*Set task*. Without the pictures, copy all the entries below exactly.

## Start Working data

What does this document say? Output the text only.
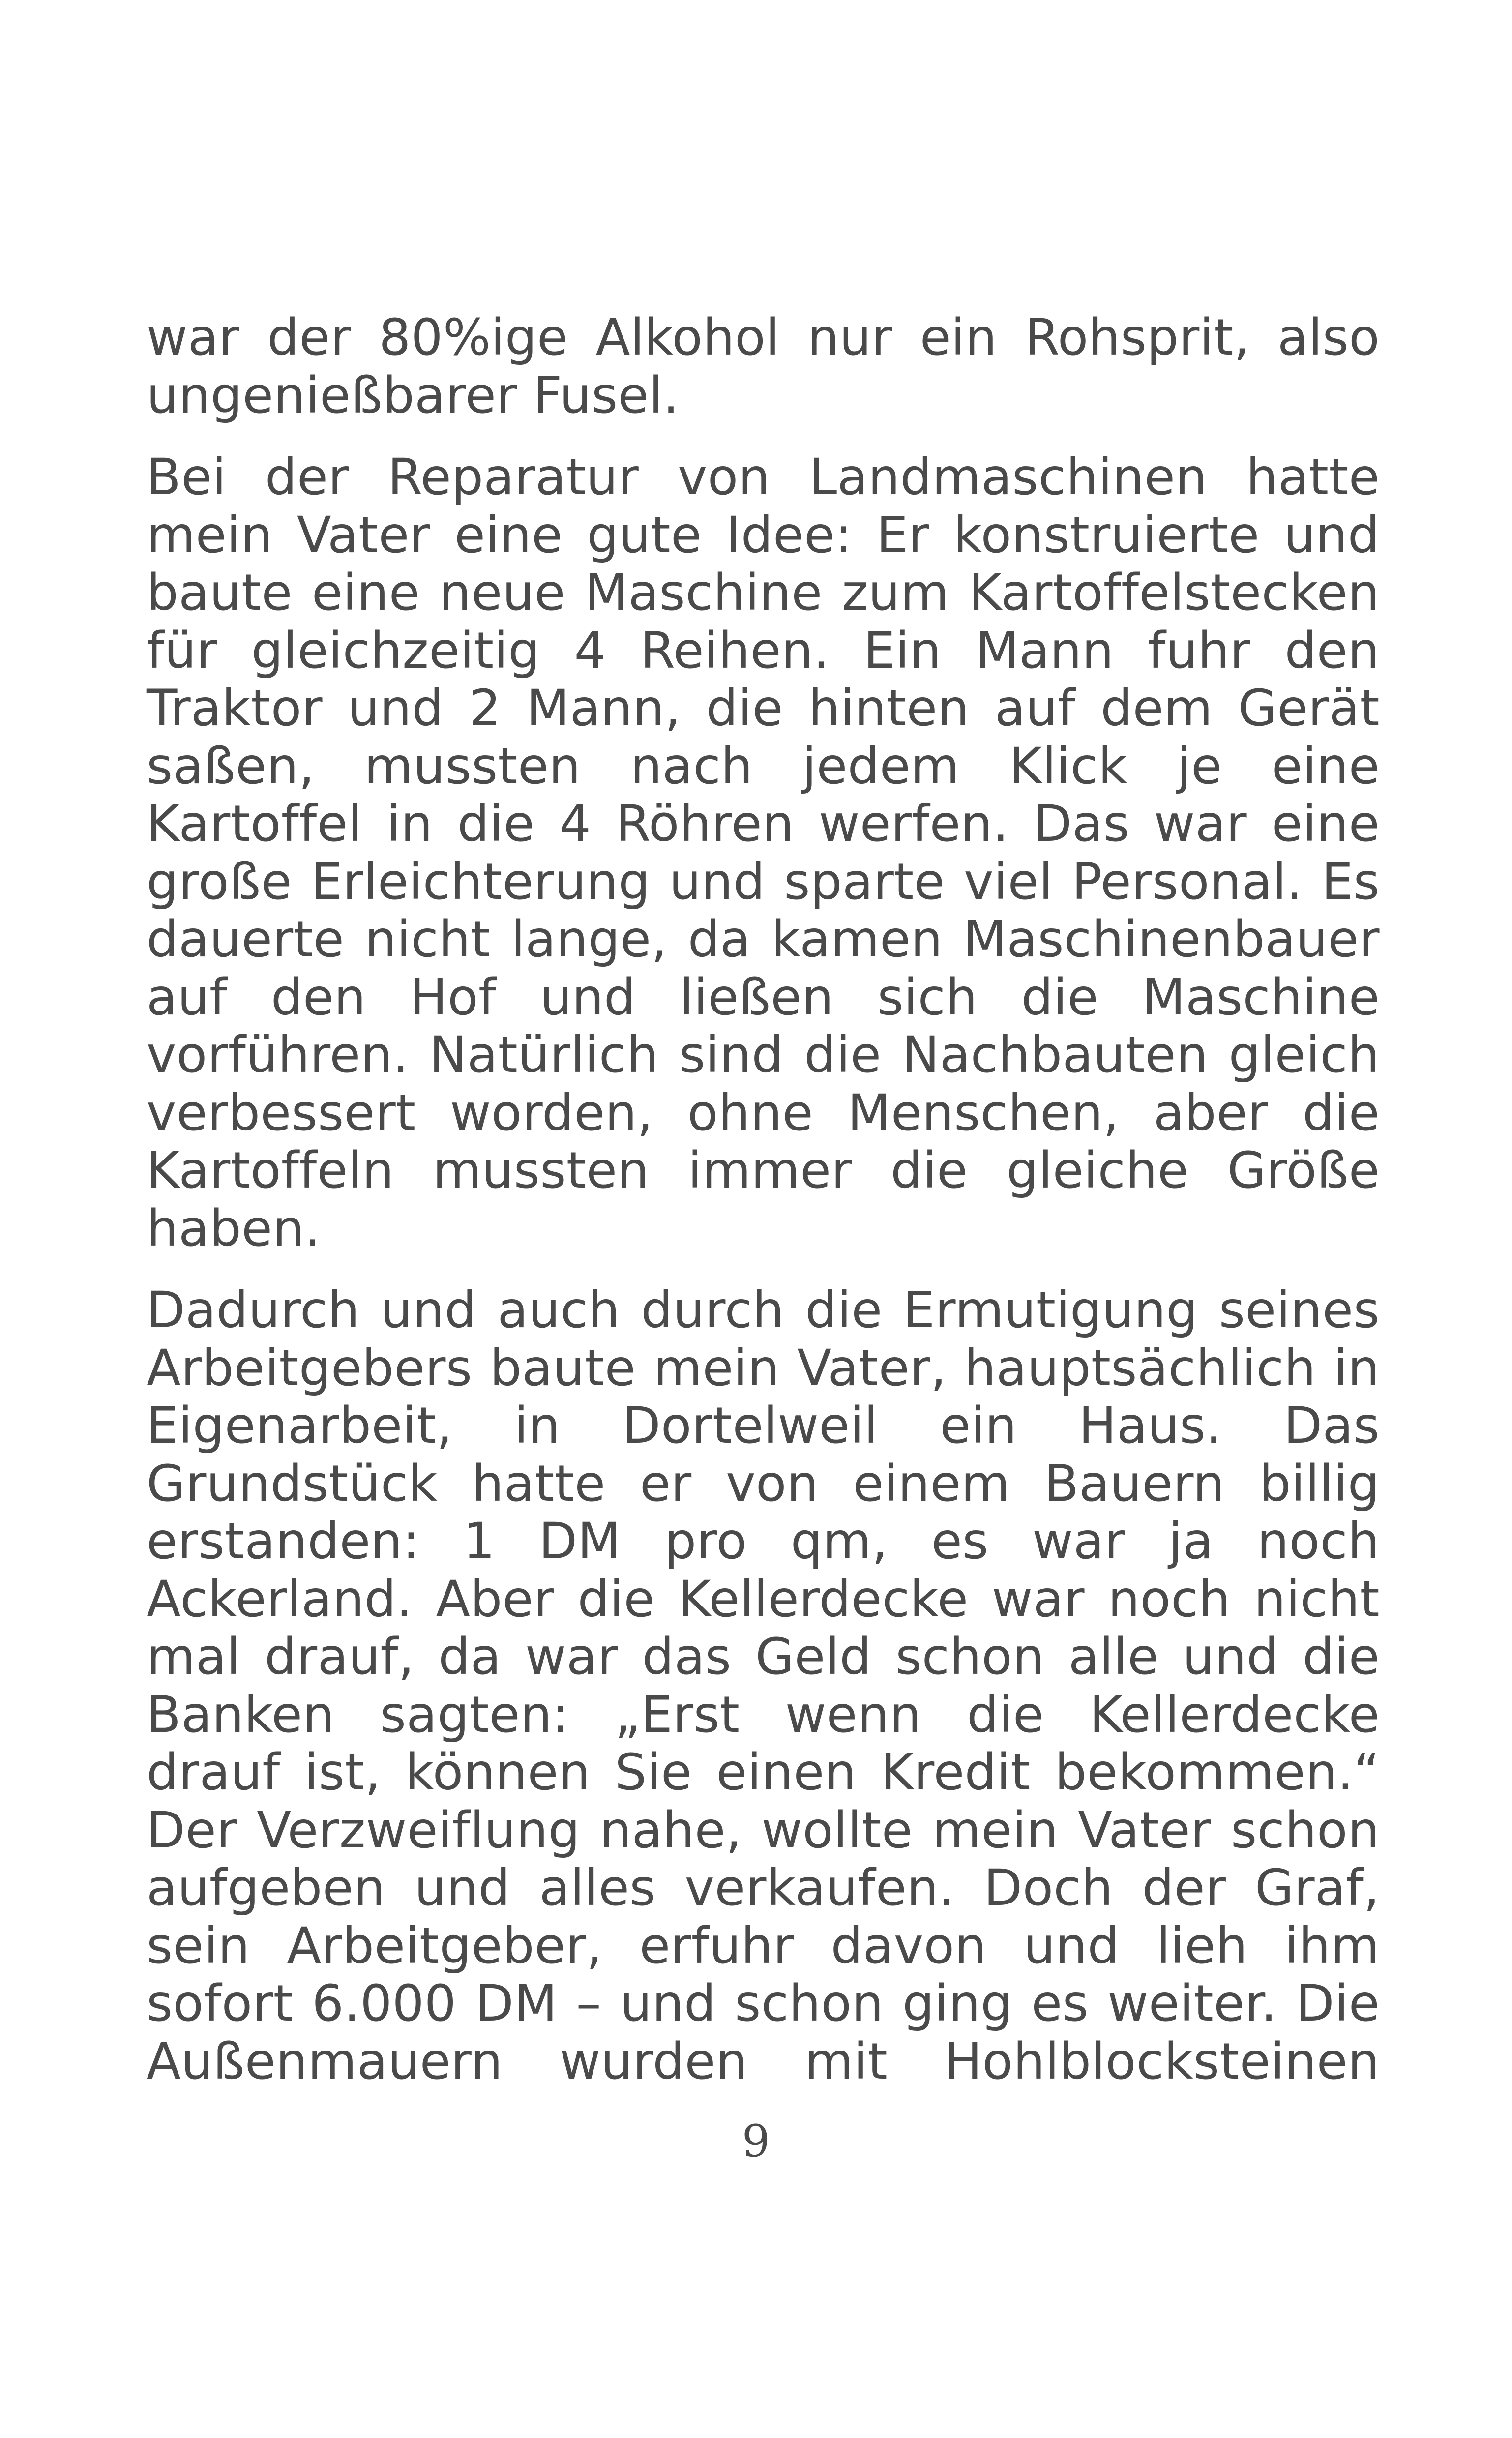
war der 80%ige Alkohol nur ein Rohsprit, also ungenießbarer Fusel.

Bei der Reparatur von Landmaschinen hatte mein Vater eine gute Idee: Er konstruierte und baute eine neue Maschine zum Kartoffelstecken für gleichzeitig 4 Reihen. Ein Mann fuhr den Traktor und 2 Mann, die hinten auf dem Gerät saßen, mussten nach jedem Klick je eine Kartoffel in die 4 Röhren werfen. Das war eine große Erleichterung und sparte viel Personal. Es dauerte nicht lange, da kamen Maschinenbauer auf den Hof und ließen sich die Maschine vorführen. Natürlich sind die Nachbauten gleich verbessert worden, ohne Menschen, aber die Kartoffeln mussten immer die gleiche Größe haben.

Dadurch und auch durch die Ermutigung seines Arbeitgebers baute mein Vater, hauptsächlich in Eigenarbeit, in Dortelweil ein Haus. Das Grundstück hatte er von einem Bauern billig erstanden: 1 DM pro qm, es war ja noch Ackerland. Aber die Kellerdecke war noch nicht mal drauf, da war das Geld schon alle und die Banken sagten: „Erst wenn die Kellerdecke drauf ist, können Sie einen Kredit bekommen.“ Der Verzweiflung nahe, wollte mein Vater schon aufgeben und alles verkaufen. Doch der Graf, sein Arbeitgeber, erfuhr davon und lieh ihm sofort 6.000 DM – und schon ging es weiter. Die Außenmauern wurden mit Hohlblocksteinen

9
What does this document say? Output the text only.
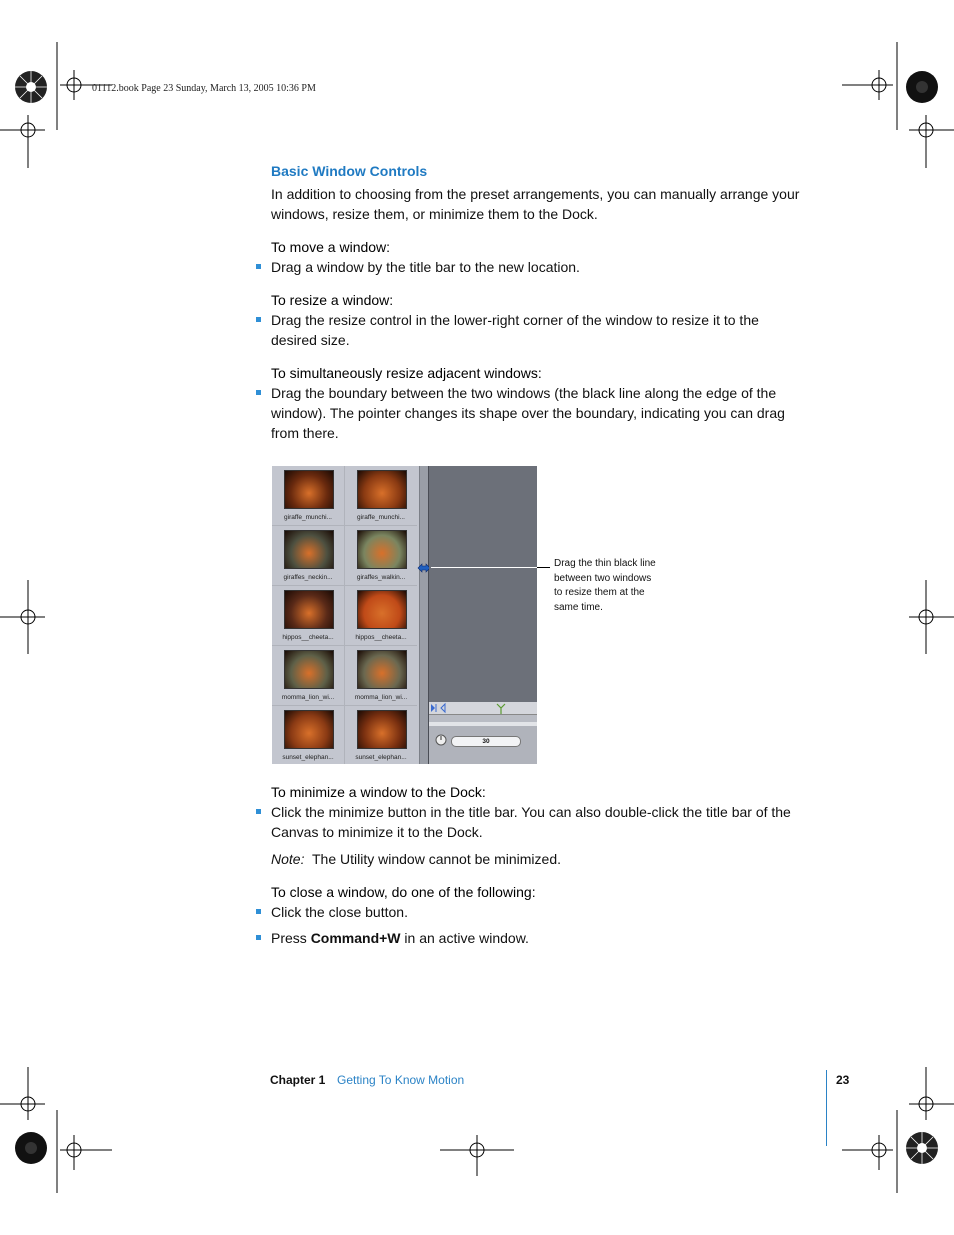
01112.book Page 23 Sunday, March 13, 2005 10:36 PM
Basic Window Controls
In addition to choosing from the preset arrangements, you can manually arrange your
windows, resize them, or minimize them to the Dock.
To move a window:
Drag a window by the title bar to the new location.
To resize a window:
Drag the resize control in the lower-right corner of the window to resize it to the
desired size.
To simultaneously resize adjacent windows:
Drag the boundary between the two windows (the black line along the edge of the
window). The pointer changes its shape over the boundary, indicating you can drag
from there.
giraffe_munchi...	giraffe_munchi...
giraffes_neckin...	giraffes_walkin...
hippos__cheeta...	hippos__cheeta...
momma_lion_wi...	momma_lion_wi...
sunset_elephan...	sunset_elephan...
30
Drag the thin black line
between two windows
to resize them at the
same time.
To minimize a window to the Dock:
Click the minimize button in the title bar. You can also double-click the title bar of the
Canvas to minimize it to the Dock.
Note: The Utility window cannot be minimized.
To close a window, do one of the following:
Click the close button.
Press Command+W in an active window.
Chapter 1 Getting To Know Motion	23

## End Working data

*Solution to this problem*.
What does this document say? Output the text only.
war der 80%ige Alkohol nur ein Rohsprit, also ungenießbarer Fusel.

Bei der Reparatur von Landmaschinen hatte mein Vater eine gute Idee: Er konstruierte und baute eine neue Maschine zum Kartoffelstecken für gleichzeitig 4 Reihen. Ein Mann fuhr den Traktor und 2 Mann, die hinten auf dem Gerät saßen, mussten nach jedem Klick je eine Kartoffel in die 4 Röhren werfen. Das war eine große Erleichterung und sparte viel Personal. Es dauerte nicht lange, da kamen Maschinenbauer auf den Hof und ließen sich die Maschine vorführen. Natürlich sind die Nachbauten gleich verbessert worden, ohne Menschen, aber die Kartoffeln mussten immer die gleiche Größe haben.

Dadurch und auch durch die Ermutigung seines Arbeitgebers baute mein Vater, hauptsächlich in Eigenarbeit, in Dortelweil ein Haus. Das Grundstück hatte er von einem Bauern billig erstanden: 1 DM pro qm, es war ja noch Ackerland. Aber die Kellerdecke war noch nicht mal drauf, da war das Geld schon alle und die Banken sagten: „Erst wenn die Kellerdecke drauf ist, können Sie einen Kredit bekommen.“ Der Verzweiflung nahe, wollte mein Vater schon aufgeben und alles verkaufen. Doch der Graf, sein Arbeitgeber, erfuhr davon und lieh ihm sofort 6.000 DM – und schon ging es weiter. Die Außenmauern wurden mit Hohlblocksteinen

9
What does this document say? Output the text only.
01112.book Page 23 Sunday, March 13, 2005 10:36 PM
Basic Window Controls
In addition to choosing from the preset arrangements, you can manually arrange your
windows, resize them, or minimize them to the Dock.
To move a window:
Drag a window by the title bar to the new location.
To resize a window:
Drag the resize control in the lower-right corner of the window to resize it to the
desired size.
To simultaneously resize adjacent windows:
Drag the boundary between the two windows (the black line along the edge of the
window). The pointer changes its shape over the boundary, indicating you can drag
from there.
giraffe_munchi...	giraffe_munchi...
giraffes_neckin...	giraffes_walkin...
hippos__cheeta...	hippos__cheeta...
momma_lion_wi...	momma_lion_wi...
sunset_elephan...	sunset_elephan...
30
Drag the thin black line
between two windows
to resize them at the
same time.
To minimize a window to the Dock:
Click the minimize button in the title bar. You can also double-click the title bar of the
Canvas to minimize it to the Dock.
Note: The Utility window cannot be minimized.
To close a window, do one of the following:
Click the close button.
Press Command+W in an active window.
Chapter 1 Getting To Know Motion	23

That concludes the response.